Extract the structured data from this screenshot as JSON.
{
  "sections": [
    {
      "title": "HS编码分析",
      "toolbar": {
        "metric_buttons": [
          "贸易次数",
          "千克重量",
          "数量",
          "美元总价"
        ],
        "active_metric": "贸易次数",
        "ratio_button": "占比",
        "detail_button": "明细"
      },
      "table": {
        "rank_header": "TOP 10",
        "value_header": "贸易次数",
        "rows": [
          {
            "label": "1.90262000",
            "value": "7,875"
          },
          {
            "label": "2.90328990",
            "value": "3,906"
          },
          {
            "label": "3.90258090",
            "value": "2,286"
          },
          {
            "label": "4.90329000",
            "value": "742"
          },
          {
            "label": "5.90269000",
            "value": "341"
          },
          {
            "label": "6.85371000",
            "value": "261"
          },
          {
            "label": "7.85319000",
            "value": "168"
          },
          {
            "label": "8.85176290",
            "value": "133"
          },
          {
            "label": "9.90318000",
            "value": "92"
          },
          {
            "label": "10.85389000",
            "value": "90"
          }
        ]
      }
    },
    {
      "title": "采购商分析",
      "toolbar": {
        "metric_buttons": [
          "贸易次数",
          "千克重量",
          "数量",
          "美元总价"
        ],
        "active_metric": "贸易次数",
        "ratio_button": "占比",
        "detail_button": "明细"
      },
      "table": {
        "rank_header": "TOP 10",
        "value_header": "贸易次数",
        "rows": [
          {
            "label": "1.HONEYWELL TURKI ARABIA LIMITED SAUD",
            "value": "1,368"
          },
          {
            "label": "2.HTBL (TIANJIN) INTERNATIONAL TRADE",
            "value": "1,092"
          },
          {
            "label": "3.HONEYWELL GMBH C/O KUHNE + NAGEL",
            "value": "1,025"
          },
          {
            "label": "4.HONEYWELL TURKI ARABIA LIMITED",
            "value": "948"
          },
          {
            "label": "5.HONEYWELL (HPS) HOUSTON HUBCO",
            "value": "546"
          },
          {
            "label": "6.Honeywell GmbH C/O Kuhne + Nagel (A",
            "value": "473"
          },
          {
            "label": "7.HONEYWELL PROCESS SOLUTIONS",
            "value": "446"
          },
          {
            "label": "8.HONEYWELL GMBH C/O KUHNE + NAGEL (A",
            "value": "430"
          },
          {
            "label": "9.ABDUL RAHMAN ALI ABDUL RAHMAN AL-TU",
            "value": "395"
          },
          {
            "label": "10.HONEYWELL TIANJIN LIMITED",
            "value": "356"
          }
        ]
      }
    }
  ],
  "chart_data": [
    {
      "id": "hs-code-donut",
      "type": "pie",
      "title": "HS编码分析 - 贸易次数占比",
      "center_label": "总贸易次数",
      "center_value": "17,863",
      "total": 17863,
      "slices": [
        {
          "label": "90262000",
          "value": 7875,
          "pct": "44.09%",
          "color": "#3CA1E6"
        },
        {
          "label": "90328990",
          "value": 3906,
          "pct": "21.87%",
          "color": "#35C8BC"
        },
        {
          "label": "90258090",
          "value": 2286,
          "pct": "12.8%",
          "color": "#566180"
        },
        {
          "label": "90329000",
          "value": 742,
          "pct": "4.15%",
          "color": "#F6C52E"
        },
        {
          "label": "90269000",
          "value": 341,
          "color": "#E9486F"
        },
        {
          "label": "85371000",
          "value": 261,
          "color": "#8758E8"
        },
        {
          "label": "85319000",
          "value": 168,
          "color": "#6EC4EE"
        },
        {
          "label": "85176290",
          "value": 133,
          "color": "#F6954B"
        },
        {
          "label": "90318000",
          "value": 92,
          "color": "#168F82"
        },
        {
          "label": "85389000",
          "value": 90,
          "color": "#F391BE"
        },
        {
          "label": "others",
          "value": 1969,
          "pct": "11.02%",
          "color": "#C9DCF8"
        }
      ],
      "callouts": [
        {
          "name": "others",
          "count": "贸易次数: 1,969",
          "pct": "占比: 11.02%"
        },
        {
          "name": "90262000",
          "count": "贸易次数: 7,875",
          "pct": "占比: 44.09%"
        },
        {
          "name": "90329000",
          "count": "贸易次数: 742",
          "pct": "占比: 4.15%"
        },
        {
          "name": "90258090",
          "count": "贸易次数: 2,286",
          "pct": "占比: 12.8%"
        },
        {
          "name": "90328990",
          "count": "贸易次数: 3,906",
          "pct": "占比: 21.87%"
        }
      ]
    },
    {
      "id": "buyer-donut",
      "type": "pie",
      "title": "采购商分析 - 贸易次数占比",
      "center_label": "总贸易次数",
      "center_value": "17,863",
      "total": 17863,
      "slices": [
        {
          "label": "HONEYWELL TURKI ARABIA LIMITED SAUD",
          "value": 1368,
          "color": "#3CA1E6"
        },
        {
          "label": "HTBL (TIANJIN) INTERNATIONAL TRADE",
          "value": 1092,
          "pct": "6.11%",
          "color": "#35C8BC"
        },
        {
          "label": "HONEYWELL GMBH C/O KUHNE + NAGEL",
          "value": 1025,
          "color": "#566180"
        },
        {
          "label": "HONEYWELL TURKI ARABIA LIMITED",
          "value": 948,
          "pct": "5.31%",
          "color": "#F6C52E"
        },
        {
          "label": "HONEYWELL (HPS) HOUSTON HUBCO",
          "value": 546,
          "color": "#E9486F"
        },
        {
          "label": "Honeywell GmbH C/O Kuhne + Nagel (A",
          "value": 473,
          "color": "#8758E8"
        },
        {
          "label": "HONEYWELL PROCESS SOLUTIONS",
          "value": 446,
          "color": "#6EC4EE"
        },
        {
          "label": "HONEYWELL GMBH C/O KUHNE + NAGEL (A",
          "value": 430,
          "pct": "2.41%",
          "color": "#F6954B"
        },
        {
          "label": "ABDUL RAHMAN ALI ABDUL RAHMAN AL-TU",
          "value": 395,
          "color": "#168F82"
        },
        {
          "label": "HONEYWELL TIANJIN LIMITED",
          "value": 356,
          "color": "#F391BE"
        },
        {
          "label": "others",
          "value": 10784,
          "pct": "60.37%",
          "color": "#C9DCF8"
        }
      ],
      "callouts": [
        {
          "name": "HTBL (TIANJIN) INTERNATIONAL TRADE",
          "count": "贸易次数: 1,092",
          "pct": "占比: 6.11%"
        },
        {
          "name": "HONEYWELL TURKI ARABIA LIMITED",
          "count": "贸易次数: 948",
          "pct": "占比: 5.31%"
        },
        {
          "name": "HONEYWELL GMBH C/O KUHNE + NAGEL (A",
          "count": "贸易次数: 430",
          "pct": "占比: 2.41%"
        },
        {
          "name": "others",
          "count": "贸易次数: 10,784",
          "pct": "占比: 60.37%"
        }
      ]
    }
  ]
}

▸ Problem to solve
Copy every line of the listing that includes the string "title".

▸ The output
      "title": "HS编码分析",
      "title": "采购商分析",
      "title": "HS编码分析 - 贸易次数占比",
      "title": "采购商分析 - 贸易次数占比",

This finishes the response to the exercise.